▸ Directions for this task:
Copy each line in the data that includes the word "INCIDENTS".

▸ Supplied entries:
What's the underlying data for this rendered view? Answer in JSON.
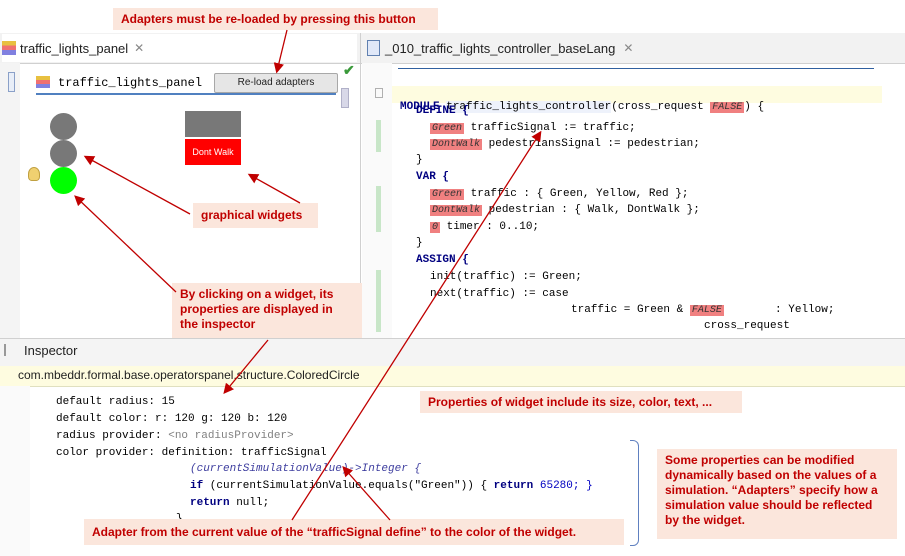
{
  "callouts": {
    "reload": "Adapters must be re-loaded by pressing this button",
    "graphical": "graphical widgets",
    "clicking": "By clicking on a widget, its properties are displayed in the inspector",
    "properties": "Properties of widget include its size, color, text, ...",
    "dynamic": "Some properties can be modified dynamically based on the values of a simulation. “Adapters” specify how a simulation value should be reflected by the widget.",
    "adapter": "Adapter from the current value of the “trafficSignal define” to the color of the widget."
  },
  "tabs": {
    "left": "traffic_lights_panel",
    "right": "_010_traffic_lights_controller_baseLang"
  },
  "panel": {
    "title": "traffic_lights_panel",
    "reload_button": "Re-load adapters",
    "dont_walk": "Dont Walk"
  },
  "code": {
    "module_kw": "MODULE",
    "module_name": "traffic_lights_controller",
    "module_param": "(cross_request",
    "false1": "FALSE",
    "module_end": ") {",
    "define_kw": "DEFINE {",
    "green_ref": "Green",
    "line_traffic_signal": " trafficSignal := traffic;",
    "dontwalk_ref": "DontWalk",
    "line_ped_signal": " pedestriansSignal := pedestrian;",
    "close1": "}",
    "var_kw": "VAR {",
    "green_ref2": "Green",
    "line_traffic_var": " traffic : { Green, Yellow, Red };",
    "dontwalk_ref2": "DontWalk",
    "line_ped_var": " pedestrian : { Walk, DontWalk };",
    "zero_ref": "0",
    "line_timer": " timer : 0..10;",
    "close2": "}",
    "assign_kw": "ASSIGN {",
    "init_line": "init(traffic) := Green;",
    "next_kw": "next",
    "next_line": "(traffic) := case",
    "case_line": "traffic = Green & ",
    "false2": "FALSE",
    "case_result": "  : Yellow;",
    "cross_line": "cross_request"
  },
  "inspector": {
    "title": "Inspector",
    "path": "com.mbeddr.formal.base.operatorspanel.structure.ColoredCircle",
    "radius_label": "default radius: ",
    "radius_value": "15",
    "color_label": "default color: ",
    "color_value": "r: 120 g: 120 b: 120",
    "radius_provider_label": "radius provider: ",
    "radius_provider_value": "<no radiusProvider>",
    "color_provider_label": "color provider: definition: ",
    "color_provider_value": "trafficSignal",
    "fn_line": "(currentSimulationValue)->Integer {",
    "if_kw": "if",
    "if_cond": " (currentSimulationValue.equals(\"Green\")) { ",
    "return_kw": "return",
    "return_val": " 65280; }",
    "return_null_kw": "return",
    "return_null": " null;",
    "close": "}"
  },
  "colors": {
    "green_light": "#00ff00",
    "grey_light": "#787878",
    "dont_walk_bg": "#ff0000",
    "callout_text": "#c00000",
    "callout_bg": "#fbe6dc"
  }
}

* * *

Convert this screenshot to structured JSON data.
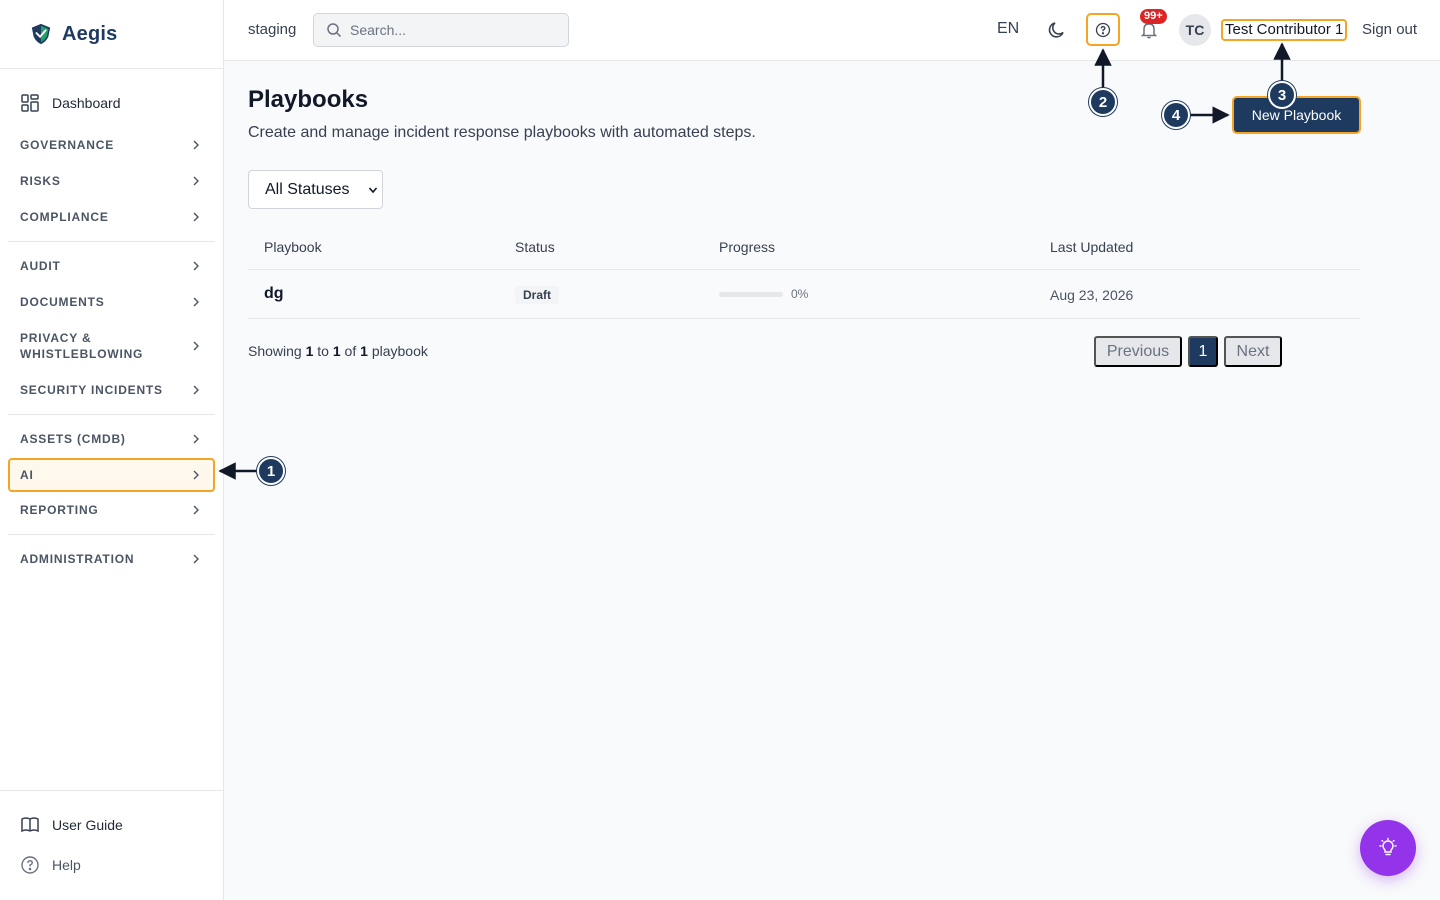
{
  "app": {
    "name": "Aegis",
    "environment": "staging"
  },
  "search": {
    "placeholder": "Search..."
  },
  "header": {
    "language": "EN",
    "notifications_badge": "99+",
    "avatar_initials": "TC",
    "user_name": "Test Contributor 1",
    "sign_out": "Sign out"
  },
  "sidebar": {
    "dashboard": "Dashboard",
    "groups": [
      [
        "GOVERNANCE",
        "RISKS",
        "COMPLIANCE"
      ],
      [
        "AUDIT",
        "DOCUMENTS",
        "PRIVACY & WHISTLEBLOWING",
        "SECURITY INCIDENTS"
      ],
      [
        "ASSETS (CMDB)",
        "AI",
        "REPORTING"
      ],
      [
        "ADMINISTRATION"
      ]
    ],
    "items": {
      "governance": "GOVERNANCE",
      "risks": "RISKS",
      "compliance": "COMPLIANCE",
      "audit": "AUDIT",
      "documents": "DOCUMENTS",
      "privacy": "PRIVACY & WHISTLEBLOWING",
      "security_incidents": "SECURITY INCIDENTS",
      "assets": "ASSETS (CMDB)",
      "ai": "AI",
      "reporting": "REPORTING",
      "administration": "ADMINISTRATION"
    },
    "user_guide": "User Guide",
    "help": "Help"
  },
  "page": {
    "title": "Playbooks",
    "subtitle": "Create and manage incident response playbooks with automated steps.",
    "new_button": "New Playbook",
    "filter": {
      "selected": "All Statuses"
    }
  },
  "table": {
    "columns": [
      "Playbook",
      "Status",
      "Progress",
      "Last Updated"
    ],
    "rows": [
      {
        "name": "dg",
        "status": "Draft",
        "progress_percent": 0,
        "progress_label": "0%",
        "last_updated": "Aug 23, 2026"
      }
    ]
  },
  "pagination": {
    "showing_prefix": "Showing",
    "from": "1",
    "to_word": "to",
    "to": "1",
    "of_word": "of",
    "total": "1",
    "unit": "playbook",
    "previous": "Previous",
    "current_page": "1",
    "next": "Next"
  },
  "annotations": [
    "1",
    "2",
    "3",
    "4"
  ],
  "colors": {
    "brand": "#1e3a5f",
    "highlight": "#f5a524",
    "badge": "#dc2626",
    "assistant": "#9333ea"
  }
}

▸ Worked solution:
        "SECURITY INCIDENTS"
      "security_incidents": "SECURITY INCIDENTS",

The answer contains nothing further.